— START OF Exercise material —
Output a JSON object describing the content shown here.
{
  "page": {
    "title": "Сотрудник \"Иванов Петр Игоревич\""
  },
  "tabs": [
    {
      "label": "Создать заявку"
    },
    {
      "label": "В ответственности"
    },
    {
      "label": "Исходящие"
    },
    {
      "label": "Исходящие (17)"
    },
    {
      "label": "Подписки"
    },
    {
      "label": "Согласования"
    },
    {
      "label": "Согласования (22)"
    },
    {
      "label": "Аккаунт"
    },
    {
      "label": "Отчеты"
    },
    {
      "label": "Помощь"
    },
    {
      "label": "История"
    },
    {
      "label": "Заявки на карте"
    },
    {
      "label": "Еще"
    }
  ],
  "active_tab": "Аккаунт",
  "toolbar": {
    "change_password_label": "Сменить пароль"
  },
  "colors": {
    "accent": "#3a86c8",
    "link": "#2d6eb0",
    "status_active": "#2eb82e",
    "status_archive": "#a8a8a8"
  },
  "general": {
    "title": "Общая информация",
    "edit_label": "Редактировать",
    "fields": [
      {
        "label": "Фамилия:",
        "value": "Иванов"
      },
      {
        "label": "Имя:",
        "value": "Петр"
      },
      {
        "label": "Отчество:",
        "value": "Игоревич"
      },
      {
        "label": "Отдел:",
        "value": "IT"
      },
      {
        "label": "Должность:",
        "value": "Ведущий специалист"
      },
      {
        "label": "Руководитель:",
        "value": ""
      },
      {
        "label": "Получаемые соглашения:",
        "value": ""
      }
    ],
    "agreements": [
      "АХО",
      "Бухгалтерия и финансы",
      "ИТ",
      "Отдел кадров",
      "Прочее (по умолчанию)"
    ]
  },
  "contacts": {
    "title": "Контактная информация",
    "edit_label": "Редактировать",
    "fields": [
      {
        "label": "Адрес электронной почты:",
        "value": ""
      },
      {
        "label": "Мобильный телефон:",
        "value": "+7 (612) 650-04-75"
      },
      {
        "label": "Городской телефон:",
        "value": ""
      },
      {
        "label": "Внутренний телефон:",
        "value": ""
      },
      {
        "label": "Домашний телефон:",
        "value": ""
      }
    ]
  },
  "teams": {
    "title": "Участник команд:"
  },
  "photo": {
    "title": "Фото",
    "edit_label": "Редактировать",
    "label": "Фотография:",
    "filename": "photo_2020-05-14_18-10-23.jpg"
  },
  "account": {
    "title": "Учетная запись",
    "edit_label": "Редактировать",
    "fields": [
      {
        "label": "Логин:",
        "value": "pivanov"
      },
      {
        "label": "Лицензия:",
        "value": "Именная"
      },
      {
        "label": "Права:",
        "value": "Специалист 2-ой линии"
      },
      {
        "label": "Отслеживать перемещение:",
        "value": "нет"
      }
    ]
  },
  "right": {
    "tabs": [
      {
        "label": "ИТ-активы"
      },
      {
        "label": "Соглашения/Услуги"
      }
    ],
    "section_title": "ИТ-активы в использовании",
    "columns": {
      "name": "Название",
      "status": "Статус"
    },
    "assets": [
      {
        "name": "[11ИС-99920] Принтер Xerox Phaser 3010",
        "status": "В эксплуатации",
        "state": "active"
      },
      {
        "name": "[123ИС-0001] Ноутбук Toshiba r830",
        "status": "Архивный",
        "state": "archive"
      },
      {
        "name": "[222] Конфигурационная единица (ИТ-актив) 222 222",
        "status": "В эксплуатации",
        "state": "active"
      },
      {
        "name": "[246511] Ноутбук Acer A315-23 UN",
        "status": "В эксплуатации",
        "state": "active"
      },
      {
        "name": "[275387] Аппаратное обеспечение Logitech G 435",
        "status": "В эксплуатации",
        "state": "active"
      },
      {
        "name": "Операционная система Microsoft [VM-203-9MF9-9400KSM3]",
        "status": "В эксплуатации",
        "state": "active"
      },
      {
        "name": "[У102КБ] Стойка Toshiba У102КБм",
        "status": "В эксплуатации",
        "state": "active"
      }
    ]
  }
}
— END OF Exercise material —
Task to complete
Repeat every entry exactly as written above.

Response
Output a JSON object describing the content shown here.
{
  "page": {
    "title": "Сотрудник \"Иванов Петр Игоревич\""
  },
  "tabs": [
    {
      "label": "Создать заявку"
    },
    {
      "label": "В ответственности"
    },
    {
      "label": "Исходящие"
    },
    {
      "label": "Исходящие (17)"
    },
    {
      "label": "Подписки"
    },
    {
      "label": "Согласования"
    },
    {
      "label": "Согласования (22)"
    },
    {
      "label": "Аккаунт"
    },
    {
      "label": "Отчеты"
    },
    {
      "label": "Помощь"
    },
    {
      "label": "История"
    },
    {
      "label": "Заявки на карте"
    },
    {
      "label": "Еще"
    }
  ],
  "active_tab": "Аккаунт",
  "toolbar": {
    "change_password_label": "Сменить пароль"
  },
  "colors": {
    "accent": "#3a86c8",
    "link": "#2d6eb0",
    "status_active": "#2eb82e",
    "status_archive": "#a8a8a8"
  },
  "general": {
    "title": "Общая информация",
    "edit_label": "Редактировать",
    "fields": [
      {
        "label": "Фамилия:",
        "value": "Иванов"
      },
      {
        "label": "Имя:",
        "value": "Петр"
      },
      {
        "label": "Отчество:",
        "value": "Игоревич"
      },
      {
        "label": "Отдел:",
        "value": "IT"
      },
      {
        "label": "Должность:",
        "value": "Ведущий специалист"
      },
      {
        "label": "Руководитель:",
        "value": ""
      },
      {
        "label": "Получаемые соглашения:",
        "value": ""
      }
    ],
    "agreements": [
      "АХО",
      "Бухгалтерия и финансы",
      "ИТ",
      "Отдел кадров",
      "Прочее (по умолчанию)"
    ]
  },
  "contacts": {
    "title": "Контактная информация",
    "edit_label": "Редактировать",
    "fields": [
      {
        "label": "Адрес электронной почты:",
        "value": ""
      },
      {
        "label": "Мобильный телефон:",
        "value": "+7 (612) 650-04-75"
      },
      {
        "label": "Городской телефон:",
        "value": ""
      },
      {
        "label": "Внутренний телефон:",
        "value": ""
      },
      {
        "label": "Домашний телефон:",
        "value": ""
      }
    ]
  },
  "teams": {
    "title": "Участник команд:"
  },
  "photo": {
    "title": "Фото",
    "edit_label": "Редактировать",
    "label": "Фотография:",
    "filename": "photo_2020-05-14_18-10-23.jpg"
  },
  "account": {
    "title": "Учетная запись",
    "edit_label": "Редактировать",
    "fields": [
      {
        "label": "Логин:",
        "value": "pivanov"
      },
      {
        "label": "Лицензия:",
        "value": "Именная"
      },
      {
        "label": "Права:",
        "value": "Специалист 2-ой линии"
      },
      {
        "label": "Отслеживать перемещение:",
        "value": "нет"
      }
    ]
  },
  "right": {
    "tabs": [
      {
        "label": "ИТ-активы"
      },
      {
        "label": "Соглашения/Услуги"
      }
    ],
    "section_title": "ИТ-активы в использовании",
    "columns": {
      "name": "Название",
      "status": "Статус"
    },
    "assets": [
      {
        "name": "[11ИС-99920] Принтер Xerox Phaser 3010",
        "status": "В эксплуатации",
        "state": "active"
      },
      {
        "name": "[123ИС-0001] Ноутбук Toshiba r830",
        "status": "Архивный",
        "state": "archive"
      },
      {
        "name": "[222] Конфигурационная единица (ИТ-актив) 222 222",
        "status": "В эксплуатации",
        "state": "active"
      },
      {
        "name": "[246511] Ноутбук Acer A315-23 UN",
        "status": "В эксплуатации",
        "state": "active"
      },
      {
        "name": "[275387] Аппаратное обеспечение Logitech G 435",
        "status": "В эксплуатации",
        "state": "active"
      },
      {
        "name": "Операционная система Microsoft [VM-203-9MF9-9400KSM3]",
        "status": "В эксплуатации",
        "state": "active"
      },
      {
        "name": "[У102КБ] Стойка Toshiba У102КБм",
        "status": "В эксплуатации",
        "state": "active"
      }
    ]
  }
}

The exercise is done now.